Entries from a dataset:
------------------------------
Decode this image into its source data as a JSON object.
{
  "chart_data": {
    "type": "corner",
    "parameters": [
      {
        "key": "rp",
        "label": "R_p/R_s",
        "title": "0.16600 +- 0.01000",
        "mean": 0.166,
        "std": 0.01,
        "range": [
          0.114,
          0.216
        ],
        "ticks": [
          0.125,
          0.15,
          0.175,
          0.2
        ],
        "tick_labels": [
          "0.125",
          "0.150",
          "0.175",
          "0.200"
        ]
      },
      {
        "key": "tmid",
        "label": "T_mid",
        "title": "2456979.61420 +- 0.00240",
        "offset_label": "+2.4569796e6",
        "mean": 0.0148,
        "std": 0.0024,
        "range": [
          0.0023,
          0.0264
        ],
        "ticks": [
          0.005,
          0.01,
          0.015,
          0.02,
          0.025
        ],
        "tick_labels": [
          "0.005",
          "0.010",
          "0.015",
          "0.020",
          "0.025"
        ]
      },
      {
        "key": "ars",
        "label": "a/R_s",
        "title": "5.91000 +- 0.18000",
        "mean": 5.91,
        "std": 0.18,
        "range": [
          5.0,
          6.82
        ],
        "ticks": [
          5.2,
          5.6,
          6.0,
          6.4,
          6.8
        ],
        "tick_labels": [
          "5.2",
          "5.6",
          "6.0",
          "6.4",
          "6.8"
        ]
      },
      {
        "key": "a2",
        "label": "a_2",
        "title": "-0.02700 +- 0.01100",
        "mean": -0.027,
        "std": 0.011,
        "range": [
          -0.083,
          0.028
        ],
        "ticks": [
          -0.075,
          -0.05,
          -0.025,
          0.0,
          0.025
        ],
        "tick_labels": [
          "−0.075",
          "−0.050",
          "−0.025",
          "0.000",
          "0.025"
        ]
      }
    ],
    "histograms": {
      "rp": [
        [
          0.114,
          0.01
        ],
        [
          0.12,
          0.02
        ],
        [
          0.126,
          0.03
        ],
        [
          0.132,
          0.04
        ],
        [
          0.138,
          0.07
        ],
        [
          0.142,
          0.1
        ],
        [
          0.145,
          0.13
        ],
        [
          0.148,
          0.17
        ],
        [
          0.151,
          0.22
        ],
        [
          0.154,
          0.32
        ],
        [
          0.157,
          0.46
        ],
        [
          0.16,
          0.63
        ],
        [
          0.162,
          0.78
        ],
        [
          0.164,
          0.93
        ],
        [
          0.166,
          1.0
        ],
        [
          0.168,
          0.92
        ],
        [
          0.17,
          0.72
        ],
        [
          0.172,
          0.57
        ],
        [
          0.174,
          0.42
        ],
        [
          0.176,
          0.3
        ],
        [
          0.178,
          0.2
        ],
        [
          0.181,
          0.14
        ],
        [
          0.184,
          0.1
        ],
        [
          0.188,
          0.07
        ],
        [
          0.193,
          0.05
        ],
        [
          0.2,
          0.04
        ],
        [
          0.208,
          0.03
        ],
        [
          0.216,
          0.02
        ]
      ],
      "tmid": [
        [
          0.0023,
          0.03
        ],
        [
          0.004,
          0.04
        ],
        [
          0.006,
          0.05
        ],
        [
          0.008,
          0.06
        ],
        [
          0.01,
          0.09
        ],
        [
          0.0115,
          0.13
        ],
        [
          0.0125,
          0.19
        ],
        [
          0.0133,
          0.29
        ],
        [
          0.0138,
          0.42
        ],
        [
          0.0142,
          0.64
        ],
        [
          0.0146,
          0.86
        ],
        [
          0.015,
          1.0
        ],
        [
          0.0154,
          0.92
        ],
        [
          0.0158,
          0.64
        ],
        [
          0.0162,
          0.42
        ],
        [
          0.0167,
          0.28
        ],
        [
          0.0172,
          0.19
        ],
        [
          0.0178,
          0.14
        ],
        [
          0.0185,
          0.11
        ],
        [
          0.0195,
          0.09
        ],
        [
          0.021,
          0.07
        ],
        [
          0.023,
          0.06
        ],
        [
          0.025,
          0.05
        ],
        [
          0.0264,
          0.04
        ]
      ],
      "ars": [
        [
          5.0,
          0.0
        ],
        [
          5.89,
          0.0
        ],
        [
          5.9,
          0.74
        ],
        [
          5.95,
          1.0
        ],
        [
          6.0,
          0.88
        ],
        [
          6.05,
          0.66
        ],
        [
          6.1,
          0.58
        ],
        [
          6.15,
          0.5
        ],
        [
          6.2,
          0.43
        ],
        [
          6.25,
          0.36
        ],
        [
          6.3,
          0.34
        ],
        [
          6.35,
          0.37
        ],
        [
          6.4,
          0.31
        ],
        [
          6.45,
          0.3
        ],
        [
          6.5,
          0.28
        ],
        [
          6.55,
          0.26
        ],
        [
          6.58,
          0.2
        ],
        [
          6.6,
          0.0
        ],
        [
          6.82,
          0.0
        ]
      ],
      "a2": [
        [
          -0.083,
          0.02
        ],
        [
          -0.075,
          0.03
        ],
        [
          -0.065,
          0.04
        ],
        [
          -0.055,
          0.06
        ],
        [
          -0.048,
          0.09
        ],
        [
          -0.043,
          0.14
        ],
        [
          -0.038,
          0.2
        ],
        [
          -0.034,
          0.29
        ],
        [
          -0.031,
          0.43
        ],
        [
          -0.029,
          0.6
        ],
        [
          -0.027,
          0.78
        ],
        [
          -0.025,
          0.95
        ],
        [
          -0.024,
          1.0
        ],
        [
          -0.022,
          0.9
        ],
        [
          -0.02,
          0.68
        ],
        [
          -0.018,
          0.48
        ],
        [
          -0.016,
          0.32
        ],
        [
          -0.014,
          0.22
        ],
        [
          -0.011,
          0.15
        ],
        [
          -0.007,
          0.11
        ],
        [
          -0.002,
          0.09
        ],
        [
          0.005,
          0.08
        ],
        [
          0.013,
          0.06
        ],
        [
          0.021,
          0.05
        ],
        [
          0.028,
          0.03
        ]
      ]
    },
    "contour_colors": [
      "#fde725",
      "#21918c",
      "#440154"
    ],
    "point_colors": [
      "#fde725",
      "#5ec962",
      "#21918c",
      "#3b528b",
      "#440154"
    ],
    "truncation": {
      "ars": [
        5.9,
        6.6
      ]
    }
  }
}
------------------------------
● Exercise brief
Set out the complete listing exactly as shown.

● Solved exercise
Decode this image into its source data as a JSON object.
{
  "chart_data": {
    "type": "corner",
    "parameters": [
      {
        "key": "rp",
        "label": "R_p/R_s",
        "title": "0.16600 +- 0.01000",
        "mean": 0.166,
        "std": 0.01,
        "range": [
          0.114,
          0.216
        ],
        "ticks": [
          0.125,
          0.15,
          0.175,
          0.2
        ],
        "tick_labels": [
          "0.125",
          "0.150",
          "0.175",
          "0.200"
        ]
      },
      {
        "key": "tmid",
        "label": "T_mid",
        "title": "2456979.61420 +- 0.00240",
        "offset_label": "+2.4569796e6",
        "mean": 0.0148,
        "std": 0.0024,
        "range": [
          0.0023,
          0.0264
        ],
        "ticks": [
          0.005,
          0.01,
          0.015,
          0.02,
          0.025
        ],
        "tick_labels": [
          "0.005",
          "0.010",
          "0.015",
          "0.020",
          "0.025"
        ]
      },
      {
        "key": "ars",
        "label": "a/R_s",
        "title": "5.91000 +- 0.18000",
        "mean": 5.91,
        "std": 0.18,
        "range": [
          5.0,
          6.82
        ],
        "ticks": [
          5.2,
          5.6,
          6.0,
          6.4,
          6.8
        ],
        "tick_labels": [
          "5.2",
          "5.6",
          "6.0",
          "6.4",
          "6.8"
        ]
      },
      {
        "key": "a2",
        "label": "a_2",
        "title": "-0.02700 +- 0.01100",
        "mean": -0.027,
        "std": 0.011,
        "range": [
          -0.083,
          0.028
        ],
        "ticks": [
          -0.075,
          -0.05,
          -0.025,
          0.0,
          0.025
        ],
        "tick_labels": [
          "−0.075",
          "−0.050",
          "−0.025",
          "0.000",
          "0.025"
        ]
      }
    ],
    "histograms": {
      "rp": [
        [
          0.114,
          0.01
        ],
        [
          0.12,
          0.02
        ],
        [
          0.126,
          0.03
        ],
        [
          0.132,
          0.04
        ],
        [
          0.138,
          0.07
        ],
        [
          0.142,
          0.1
        ],
        [
          0.145,
          0.13
        ],
        [
          0.148,
          0.17
        ],
        [
          0.151,
          0.22
        ],
        [
          0.154,
          0.32
        ],
        [
          0.157,
          0.46
        ],
        [
          0.16,
          0.63
        ],
        [
          0.162,
          0.78
        ],
        [
          0.164,
          0.93
        ],
        [
          0.166,
          1.0
        ],
        [
          0.168,
          0.92
        ],
        [
          0.17,
          0.72
        ],
        [
          0.172,
          0.57
        ],
        [
          0.174,
          0.42
        ],
        [
          0.176,
          0.3
        ],
        [
          0.178,
          0.2
        ],
        [
          0.181,
          0.14
        ],
        [
          0.184,
          0.1
        ],
        [
          0.188,
          0.07
        ],
        [
          0.193,
          0.05
        ],
        [
          0.2,
          0.04
        ],
        [
          0.208,
          0.03
        ],
        [
          0.216,
          0.02
        ]
      ],
      "tmid": [
        [
          0.0023,
          0.03
        ],
        [
          0.004,
          0.04
        ],
        [
          0.006,
          0.05
        ],
        [
          0.008,
          0.06
        ],
        [
          0.01,
          0.09
        ],
        [
          0.0115,
          0.13
        ],
        [
          0.0125,
          0.19
        ],
        [
          0.0133,
          0.29
        ],
        [
          0.0138,
          0.42
        ],
        [
          0.0142,
          0.64
        ],
        [
          0.0146,
          0.86
        ],
        [
          0.015,
          1.0
        ],
        [
          0.0154,
          0.92
        ],
        [
          0.0158,
          0.64
        ],
        [
          0.0162,
          0.42
        ],
        [
          0.0167,
          0.28
        ],
        [
          0.0172,
          0.19
        ],
        [
          0.0178,
          0.14
        ],
        [
          0.0185,
          0.11
        ],
        [
          0.0195,
          0.09
        ],
        [
          0.021,
          0.07
        ],
        [
          0.023,
          0.06
        ],
        [
          0.025,
          0.05
        ],
        [
          0.0264,
          0.04
        ]
      ],
      "ars": [
        [
          5.0,
          0.0
        ],
        [
          5.89,
          0.0
        ],
        [
          5.9,
          0.74
        ],
        [
          5.95,
          1.0
        ],
        [
          6.0,
          0.88
        ],
        [
          6.05,
          0.66
        ],
        [
          6.1,
          0.58
        ],
        [
          6.15,
          0.5
        ],
        [
          6.2,
          0.43
        ],
        [
          6.25,
          0.36
        ],
        [
          6.3,
          0.34
        ],
        [
          6.35,
          0.37
        ],
        [
          6.4,
          0.31
        ],
        [
          6.45,
          0.3
        ],
        [
          6.5,
          0.28
        ],
        [
          6.55,
          0.26
        ],
        [
          6.58,
          0.2
        ],
        [
          6.6,
          0.0
        ],
        [
          6.82,
          0.0
        ]
      ],
      "a2": [
        [
          -0.083,
          0.02
        ],
        [
          -0.075,
          0.03
        ],
        [
          -0.065,
          0.04
        ],
        [
          -0.055,
          0.06
        ],
        [
          -0.048,
          0.09
        ],
        [
          -0.043,
          0.14
        ],
        [
          -0.038,
          0.2
        ],
        [
          -0.034,
          0.29
        ],
        [
          -0.031,
          0.43
        ],
        [
          -0.029,
          0.6
        ],
        [
          -0.027,
          0.78
        ],
        [
          -0.025,
          0.95
        ],
        [
          -0.024,
          1.0
        ],
        [
          -0.022,
          0.9
        ],
        [
          -0.02,
          0.68
        ],
        [
          -0.018,
          0.48
        ],
        [
          -0.016,
          0.32
        ],
        [
          -0.014,
          0.22
        ],
        [
          -0.011,
          0.15
        ],
        [
          -0.007,
          0.11
        ],
        [
          -0.002,
          0.09
        ],
        [
          0.005,
          0.08
        ],
        [
          0.013,
          0.06
        ],
        [
          0.021,
          0.05
        ],
        [
          0.028,
          0.03
        ]
      ]
    },
    "contour_colors": [
      "#fde725",
      "#21918c",
      "#440154"
    ],
    "point_colors": [
      "#fde725",
      "#5ec962",
      "#21918c",
      "#3b528b",
      "#440154"
    ],
    "truncation": {
      "ars": [
        5.9,
        6.6
      ]
    }
  }
}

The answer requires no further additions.